§ REQUIREMENTS: Do any lines in the data below contain "polar"? If so, copy every one of them.
⟨
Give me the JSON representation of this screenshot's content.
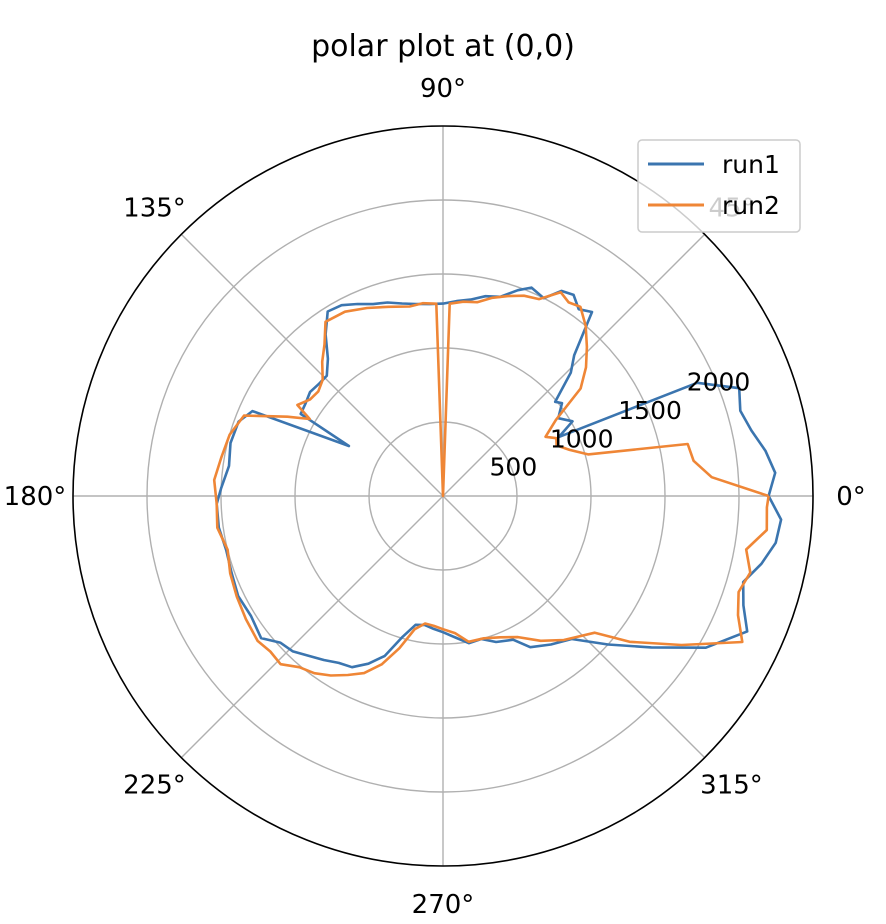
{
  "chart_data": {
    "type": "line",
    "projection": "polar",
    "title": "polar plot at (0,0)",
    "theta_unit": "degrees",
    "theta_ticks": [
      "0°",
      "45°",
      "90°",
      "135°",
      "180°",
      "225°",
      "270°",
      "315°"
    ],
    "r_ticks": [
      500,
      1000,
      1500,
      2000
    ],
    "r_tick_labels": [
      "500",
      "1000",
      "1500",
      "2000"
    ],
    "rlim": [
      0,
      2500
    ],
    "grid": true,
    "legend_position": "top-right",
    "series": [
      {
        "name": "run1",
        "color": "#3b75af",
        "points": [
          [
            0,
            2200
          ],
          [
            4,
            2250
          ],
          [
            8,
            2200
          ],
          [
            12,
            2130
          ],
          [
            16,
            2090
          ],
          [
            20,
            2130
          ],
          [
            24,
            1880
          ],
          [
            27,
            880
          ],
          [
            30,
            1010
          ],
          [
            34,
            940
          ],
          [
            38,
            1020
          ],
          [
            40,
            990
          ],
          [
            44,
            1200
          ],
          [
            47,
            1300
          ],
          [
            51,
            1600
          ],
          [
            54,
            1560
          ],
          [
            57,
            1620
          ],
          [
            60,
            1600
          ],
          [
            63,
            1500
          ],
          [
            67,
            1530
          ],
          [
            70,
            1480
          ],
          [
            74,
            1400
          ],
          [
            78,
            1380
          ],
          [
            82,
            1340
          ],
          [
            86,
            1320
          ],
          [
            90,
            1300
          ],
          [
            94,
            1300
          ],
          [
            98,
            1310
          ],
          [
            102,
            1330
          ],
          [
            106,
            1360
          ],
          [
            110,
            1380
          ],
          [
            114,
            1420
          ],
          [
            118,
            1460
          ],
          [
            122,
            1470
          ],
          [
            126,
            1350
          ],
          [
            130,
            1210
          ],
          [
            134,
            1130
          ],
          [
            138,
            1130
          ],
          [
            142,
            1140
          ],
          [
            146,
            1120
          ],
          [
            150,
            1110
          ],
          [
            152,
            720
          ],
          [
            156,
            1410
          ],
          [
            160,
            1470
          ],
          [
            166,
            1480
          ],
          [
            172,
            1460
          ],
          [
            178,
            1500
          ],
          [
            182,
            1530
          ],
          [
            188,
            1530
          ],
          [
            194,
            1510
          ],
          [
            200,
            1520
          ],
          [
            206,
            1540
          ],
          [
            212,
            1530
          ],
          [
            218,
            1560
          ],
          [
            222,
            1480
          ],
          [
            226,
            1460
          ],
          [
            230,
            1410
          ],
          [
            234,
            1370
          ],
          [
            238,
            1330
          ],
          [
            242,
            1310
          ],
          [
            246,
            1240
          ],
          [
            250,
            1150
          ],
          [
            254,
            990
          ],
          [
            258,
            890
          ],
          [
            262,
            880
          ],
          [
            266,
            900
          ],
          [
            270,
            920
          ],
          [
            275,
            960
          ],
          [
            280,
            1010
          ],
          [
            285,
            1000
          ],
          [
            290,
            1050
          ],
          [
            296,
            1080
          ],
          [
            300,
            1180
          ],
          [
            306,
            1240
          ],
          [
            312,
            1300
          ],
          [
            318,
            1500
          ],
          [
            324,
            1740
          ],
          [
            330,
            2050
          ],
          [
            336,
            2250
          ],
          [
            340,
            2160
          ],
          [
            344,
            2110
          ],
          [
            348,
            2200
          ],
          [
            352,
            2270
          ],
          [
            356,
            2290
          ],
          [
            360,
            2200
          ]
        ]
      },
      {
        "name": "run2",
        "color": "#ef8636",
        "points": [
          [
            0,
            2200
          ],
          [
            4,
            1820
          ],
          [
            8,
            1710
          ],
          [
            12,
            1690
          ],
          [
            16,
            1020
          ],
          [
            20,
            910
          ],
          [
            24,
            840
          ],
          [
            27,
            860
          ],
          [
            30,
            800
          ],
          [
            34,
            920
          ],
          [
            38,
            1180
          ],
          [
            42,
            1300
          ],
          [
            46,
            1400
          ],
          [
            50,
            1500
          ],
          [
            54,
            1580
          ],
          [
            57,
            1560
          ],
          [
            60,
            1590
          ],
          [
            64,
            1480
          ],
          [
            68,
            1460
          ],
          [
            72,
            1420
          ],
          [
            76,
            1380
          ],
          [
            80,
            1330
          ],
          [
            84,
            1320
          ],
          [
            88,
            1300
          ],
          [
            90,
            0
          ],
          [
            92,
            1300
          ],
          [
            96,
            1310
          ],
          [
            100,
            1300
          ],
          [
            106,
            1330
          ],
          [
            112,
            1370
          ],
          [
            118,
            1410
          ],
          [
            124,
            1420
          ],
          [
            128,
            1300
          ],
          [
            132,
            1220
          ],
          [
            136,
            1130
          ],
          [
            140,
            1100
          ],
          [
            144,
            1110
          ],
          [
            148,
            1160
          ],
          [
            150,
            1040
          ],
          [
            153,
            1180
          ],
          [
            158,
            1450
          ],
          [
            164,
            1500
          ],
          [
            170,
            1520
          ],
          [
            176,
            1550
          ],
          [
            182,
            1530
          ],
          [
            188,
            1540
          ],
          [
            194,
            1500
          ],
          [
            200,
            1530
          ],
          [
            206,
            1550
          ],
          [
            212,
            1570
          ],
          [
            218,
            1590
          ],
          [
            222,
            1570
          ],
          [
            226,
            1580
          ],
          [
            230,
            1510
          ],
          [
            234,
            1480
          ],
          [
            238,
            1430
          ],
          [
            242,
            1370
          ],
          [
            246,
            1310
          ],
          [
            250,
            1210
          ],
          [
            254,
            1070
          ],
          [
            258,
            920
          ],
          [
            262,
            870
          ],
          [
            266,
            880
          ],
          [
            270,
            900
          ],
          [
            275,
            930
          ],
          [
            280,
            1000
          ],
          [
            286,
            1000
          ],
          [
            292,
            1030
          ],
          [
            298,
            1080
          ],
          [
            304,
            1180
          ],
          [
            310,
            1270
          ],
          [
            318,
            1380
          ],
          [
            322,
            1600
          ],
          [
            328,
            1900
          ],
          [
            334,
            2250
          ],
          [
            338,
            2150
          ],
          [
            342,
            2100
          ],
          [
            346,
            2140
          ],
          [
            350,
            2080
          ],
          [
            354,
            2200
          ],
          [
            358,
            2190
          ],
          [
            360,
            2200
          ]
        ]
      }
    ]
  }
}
⟩
§ RESULT:
    "projection": "polar",
    "title": "polar plot at (0,0)",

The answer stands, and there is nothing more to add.